> **Instructions for the task**
All lines in which the word "Input" occurs are to be extracted.

Dataset rows about figures:

>>>

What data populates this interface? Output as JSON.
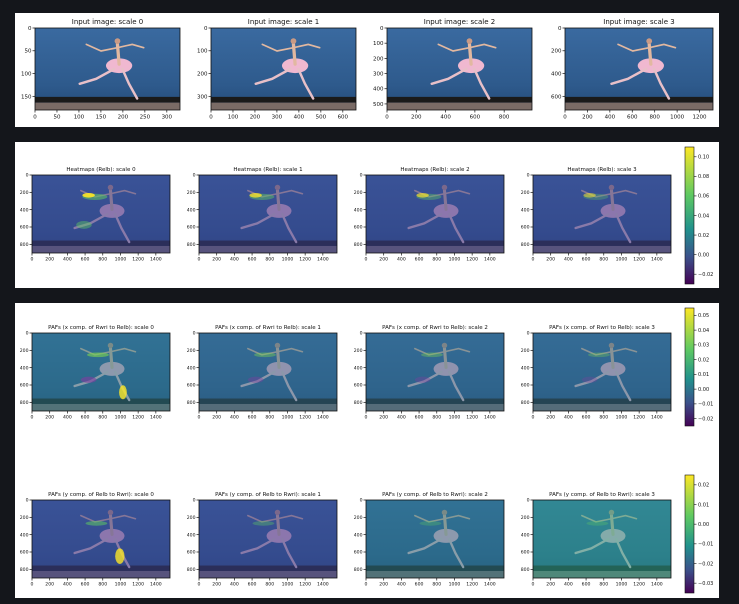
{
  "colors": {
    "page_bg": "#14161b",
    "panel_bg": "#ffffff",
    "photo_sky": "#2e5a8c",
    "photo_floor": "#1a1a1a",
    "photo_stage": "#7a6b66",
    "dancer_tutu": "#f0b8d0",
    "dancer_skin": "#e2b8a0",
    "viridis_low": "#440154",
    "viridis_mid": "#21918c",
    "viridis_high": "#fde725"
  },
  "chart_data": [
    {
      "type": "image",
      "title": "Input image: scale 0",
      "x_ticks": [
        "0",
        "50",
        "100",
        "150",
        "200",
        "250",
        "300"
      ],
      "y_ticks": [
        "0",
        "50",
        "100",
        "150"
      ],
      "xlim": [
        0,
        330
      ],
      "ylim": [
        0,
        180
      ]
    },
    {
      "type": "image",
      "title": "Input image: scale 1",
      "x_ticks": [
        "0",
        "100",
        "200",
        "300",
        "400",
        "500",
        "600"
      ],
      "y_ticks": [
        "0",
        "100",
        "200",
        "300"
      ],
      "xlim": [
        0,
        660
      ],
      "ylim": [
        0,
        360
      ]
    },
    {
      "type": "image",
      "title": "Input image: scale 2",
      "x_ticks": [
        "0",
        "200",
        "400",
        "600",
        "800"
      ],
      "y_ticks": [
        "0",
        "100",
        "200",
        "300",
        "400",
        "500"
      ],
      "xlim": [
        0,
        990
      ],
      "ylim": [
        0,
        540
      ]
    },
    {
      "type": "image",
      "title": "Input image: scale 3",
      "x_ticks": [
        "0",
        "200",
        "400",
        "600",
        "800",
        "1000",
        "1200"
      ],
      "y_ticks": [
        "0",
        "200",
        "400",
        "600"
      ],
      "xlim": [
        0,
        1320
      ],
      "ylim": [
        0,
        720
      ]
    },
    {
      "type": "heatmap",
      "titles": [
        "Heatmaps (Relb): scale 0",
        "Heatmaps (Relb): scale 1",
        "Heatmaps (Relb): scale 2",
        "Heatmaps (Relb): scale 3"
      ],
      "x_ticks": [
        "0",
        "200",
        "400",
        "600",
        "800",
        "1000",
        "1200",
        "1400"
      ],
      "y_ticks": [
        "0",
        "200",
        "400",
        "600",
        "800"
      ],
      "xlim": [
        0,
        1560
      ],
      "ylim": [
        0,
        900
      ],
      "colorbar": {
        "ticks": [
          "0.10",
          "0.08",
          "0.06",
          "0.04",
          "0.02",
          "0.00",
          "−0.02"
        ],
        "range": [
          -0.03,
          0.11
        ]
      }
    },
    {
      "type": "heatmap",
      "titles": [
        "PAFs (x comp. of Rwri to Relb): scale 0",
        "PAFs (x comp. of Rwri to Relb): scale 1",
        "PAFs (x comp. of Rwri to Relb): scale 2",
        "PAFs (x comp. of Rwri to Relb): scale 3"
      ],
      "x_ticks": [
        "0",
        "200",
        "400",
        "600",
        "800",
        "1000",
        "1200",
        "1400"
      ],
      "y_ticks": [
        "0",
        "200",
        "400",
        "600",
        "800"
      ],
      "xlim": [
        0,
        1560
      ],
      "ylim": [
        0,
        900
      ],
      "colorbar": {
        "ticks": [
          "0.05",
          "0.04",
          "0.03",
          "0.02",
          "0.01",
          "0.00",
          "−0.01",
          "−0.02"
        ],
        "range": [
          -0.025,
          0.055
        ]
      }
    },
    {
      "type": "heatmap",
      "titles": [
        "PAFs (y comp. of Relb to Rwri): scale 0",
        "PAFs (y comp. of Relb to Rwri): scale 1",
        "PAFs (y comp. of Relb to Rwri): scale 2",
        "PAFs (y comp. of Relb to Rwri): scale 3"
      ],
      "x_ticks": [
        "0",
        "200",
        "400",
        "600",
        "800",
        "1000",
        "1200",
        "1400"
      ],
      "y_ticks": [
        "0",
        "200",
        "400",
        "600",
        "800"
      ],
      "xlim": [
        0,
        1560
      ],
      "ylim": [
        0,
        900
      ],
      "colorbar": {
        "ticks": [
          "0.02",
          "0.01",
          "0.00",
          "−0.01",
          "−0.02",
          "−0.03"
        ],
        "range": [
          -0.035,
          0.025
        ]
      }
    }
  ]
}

<<<
>>>

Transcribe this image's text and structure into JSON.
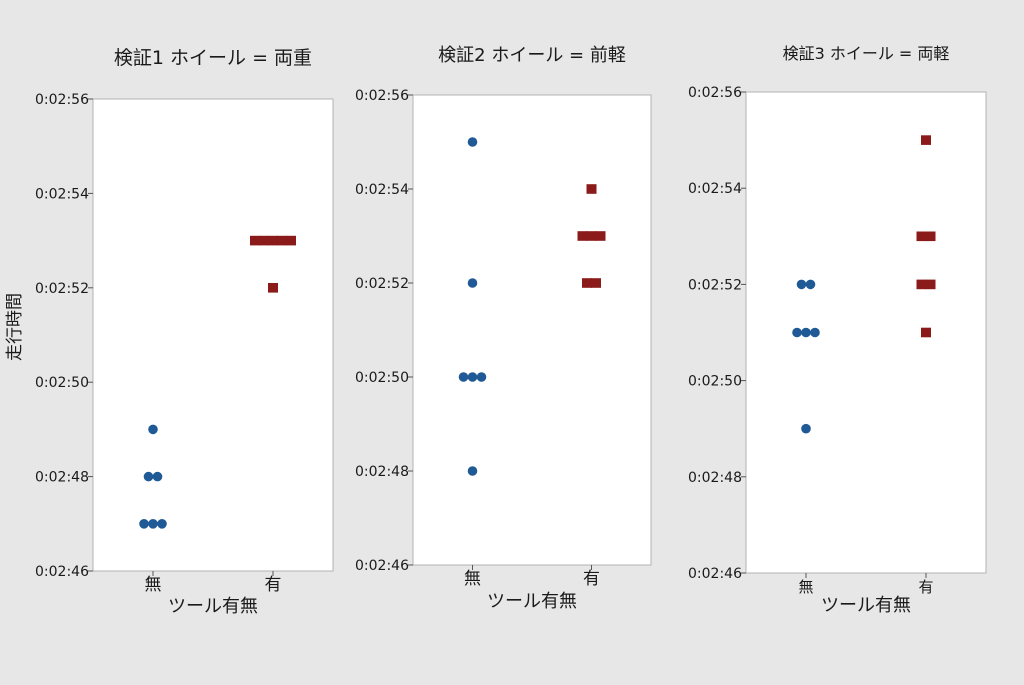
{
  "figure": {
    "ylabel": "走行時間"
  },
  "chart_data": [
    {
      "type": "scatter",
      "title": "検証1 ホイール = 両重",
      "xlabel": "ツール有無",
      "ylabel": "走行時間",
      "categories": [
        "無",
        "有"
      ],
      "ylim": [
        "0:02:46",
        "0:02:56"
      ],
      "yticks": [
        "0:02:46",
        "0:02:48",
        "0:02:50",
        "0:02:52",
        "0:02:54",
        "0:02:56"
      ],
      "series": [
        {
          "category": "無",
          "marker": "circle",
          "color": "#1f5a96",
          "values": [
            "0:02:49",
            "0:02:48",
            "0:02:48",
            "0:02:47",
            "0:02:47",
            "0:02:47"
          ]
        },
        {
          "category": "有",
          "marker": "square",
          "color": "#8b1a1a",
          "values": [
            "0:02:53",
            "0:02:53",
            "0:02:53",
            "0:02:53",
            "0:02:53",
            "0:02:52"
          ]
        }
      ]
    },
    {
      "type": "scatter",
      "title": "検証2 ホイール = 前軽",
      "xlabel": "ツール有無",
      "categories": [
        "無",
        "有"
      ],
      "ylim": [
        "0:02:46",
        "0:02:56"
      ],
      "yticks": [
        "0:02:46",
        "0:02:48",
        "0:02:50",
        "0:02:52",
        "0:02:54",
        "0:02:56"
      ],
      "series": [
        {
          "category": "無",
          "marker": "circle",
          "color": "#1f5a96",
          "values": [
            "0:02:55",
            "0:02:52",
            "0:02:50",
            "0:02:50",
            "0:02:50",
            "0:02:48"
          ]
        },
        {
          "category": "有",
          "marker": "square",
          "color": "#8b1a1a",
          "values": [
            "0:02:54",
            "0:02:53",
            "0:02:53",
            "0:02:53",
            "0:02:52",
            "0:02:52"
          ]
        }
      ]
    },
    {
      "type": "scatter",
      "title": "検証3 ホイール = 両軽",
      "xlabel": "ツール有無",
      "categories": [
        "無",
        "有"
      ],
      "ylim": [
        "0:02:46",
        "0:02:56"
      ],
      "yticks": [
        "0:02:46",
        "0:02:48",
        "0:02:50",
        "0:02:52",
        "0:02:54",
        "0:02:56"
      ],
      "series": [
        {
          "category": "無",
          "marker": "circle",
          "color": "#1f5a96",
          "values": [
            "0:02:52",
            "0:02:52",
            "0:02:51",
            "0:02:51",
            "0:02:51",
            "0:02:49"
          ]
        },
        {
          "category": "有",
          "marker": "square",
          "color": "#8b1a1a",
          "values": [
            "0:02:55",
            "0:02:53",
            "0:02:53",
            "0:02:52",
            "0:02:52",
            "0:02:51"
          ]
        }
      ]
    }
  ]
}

<<<

> **Correct answer**
      "title": "Input image: scale 0",
      "title": "Input image: scale 1",
      "title": "Input image: scale 2",
      "title": "Input image: scale 3",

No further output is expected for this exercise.